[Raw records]
----

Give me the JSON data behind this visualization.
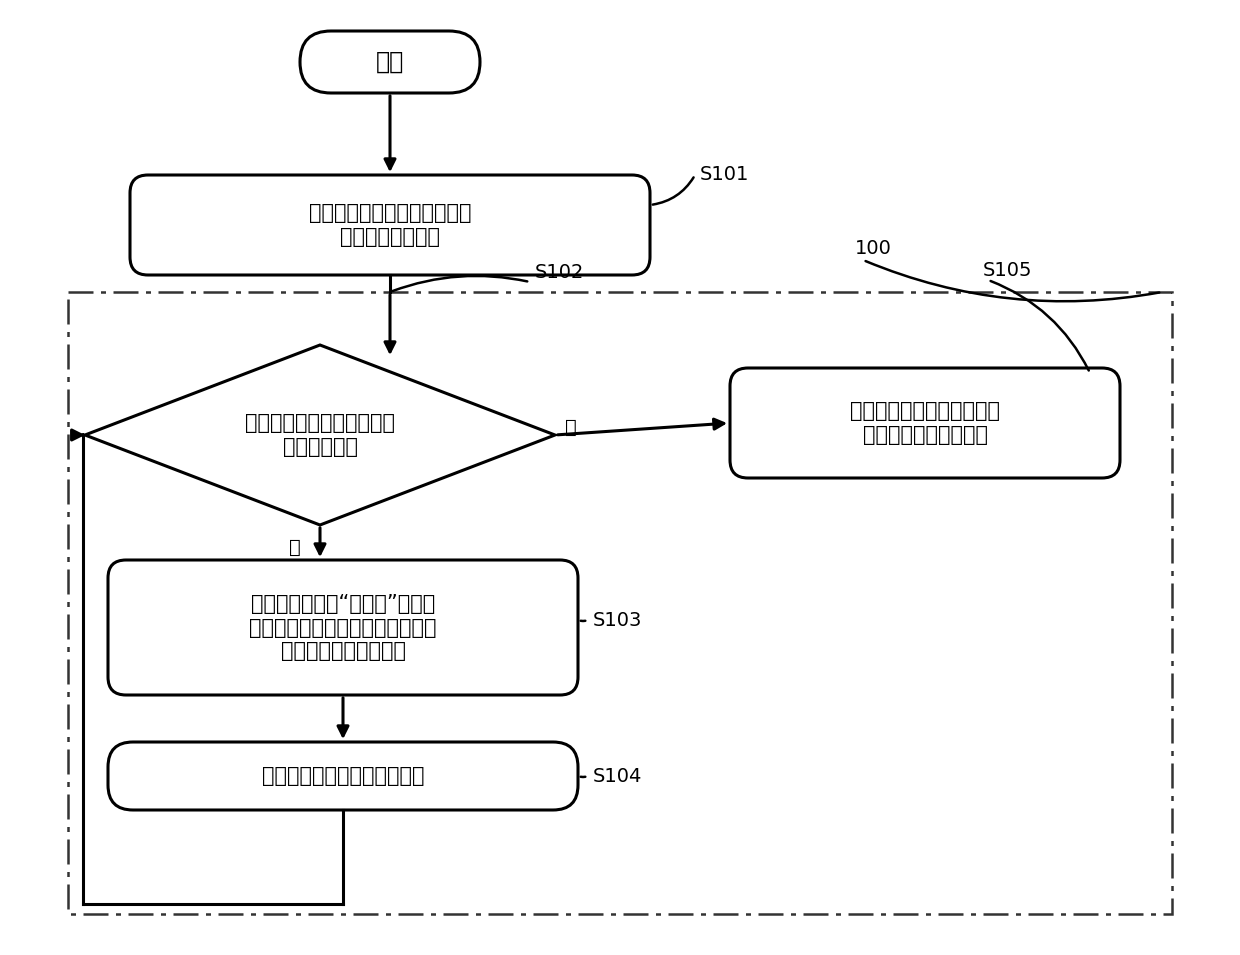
{
  "bg_color": "#ffffff",
  "border_color": "#000000",
  "box_color": "#ffffff",
  "text_color": "#000000",
  "arrow_color": "#000000",
  "dashed_border_color": "#333333",
  "start_text": "开始",
  "s101_text": "读取货运航班信息和停机位信\n息，确定输入信息",
  "s102_diamond_text": "分配数量是否等于需要分配\n的航班数量？",
  "s103_text": "从停机位状态为“未占有”的停机\n位中搜索符合约束他条件的停机位\n号，匹配给当前航班号",
  "s104_text": "读取下一个需要分配的航班号",
  "s105_text": "输出符合约束条件的航班与\n停机位之间的对应信息",
  "label_s101": "S101",
  "label_s102": "S102",
  "label_s103": "S103",
  "label_s104": "S104",
  "label_s105": "S105",
  "label_100": "100",
  "label_yes": "是",
  "label_no": "否",
  "figsize": [
    12.4,
    9.55
  ],
  "dpi": 100
}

----

■ EXERCISE BRIEF ■
Copy the data word for word. Pictures do not go in the copy.

■ THE COMPLETED TASK ■
Give me the JSON data behind this visualization.
{
  "bg_color": "#ffffff",
  "border_color": "#000000",
  "box_color": "#ffffff",
  "text_color": "#000000",
  "arrow_color": "#000000",
  "dashed_border_color": "#333333",
  "start_text": "开始",
  "s101_text": "读取货运航班信息和停机位信\n息，确定输入信息",
  "s102_diamond_text": "分配数量是否等于需要分配\n的航班数量？",
  "s103_text": "从停机位状态为“未占有”的停机\n位中搜索符合约束他条件的停机位\n号，匹配给当前航班号",
  "s104_text": "读取下一个需要分配的航班号",
  "s105_text": "输出符合约束条件的航班与\n停机位之间的对应信息",
  "label_s101": "S101",
  "label_s102": "S102",
  "label_s103": "S103",
  "label_s104": "S104",
  "label_s105": "S105",
  "label_100": "100",
  "label_yes": "是",
  "label_no": "否",
  "figsize": [
    12.4,
    9.55
  ],
  "dpi": 100
}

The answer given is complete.